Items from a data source
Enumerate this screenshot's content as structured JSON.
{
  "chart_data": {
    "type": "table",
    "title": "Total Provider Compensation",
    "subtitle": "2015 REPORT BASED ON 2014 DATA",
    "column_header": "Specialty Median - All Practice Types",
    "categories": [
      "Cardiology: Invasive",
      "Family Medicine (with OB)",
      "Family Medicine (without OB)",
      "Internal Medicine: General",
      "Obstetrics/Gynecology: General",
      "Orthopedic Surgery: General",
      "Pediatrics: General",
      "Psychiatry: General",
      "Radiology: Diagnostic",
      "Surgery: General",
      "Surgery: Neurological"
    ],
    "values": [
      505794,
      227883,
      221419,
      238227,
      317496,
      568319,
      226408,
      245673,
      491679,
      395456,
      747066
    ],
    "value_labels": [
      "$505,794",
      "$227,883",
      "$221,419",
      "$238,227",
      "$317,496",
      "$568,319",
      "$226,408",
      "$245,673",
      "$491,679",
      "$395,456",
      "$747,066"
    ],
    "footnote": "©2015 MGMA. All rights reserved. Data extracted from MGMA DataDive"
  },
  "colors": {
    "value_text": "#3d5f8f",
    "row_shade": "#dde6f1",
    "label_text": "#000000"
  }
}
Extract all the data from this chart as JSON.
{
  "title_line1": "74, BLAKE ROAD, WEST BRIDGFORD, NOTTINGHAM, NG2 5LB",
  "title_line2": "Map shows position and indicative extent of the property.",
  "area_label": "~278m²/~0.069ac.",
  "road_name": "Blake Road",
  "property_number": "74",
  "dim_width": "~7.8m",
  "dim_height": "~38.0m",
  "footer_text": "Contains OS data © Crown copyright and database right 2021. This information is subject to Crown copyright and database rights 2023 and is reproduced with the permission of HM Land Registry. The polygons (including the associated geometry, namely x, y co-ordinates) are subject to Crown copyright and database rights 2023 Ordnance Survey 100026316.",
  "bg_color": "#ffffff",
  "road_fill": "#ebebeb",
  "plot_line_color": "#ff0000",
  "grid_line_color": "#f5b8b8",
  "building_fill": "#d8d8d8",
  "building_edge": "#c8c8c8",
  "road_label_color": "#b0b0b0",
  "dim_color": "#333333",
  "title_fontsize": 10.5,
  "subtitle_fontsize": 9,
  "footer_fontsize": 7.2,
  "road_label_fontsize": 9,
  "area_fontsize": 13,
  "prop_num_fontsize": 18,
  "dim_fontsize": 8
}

*REQUIRED WORK*
Return exactly the lines from the line bearing "Extract all the data from this chart as JSON." to the end of the records, inclusive of both; include no other lines.

*TASK SOLUTION*
Extract all the data from this chart as JSON.
{
  "title_line1": "74, BLAKE ROAD, WEST BRIDGFORD, NOTTINGHAM, NG2 5LB",
  "title_line2": "Map shows position and indicative extent of the property.",
  "area_label": "~278m²/~0.069ac.",
  "road_name": "Blake Road",
  "property_number": "74",
  "dim_width": "~7.8m",
  "dim_height": "~38.0m",
  "footer_text": "Contains OS data © Crown copyright and database right 2021. This information is subject to Crown copyright and database rights 2023 and is reproduced with the permission of HM Land Registry. The polygons (including the associated geometry, namely x, y co-ordinates) are subject to Crown copyright and database rights 2023 Ordnance Survey 100026316.",
  "bg_color": "#ffffff",
  "road_fill": "#ebebeb",
  "plot_line_color": "#ff0000",
  "grid_line_color": "#f5b8b8",
  "building_fill": "#d8d8d8",
  "building_edge": "#c8c8c8",
  "road_label_color": "#b0b0b0",
  "dim_color": "#333333",
  "title_fontsize": 10.5,
  "subtitle_fontsize": 9,
  "footer_fontsize": 7.2,
  "road_label_fontsize": 9,
  "area_fontsize": 13,
  "prop_num_fontsize": 18,
  "dim_fontsize": 8
}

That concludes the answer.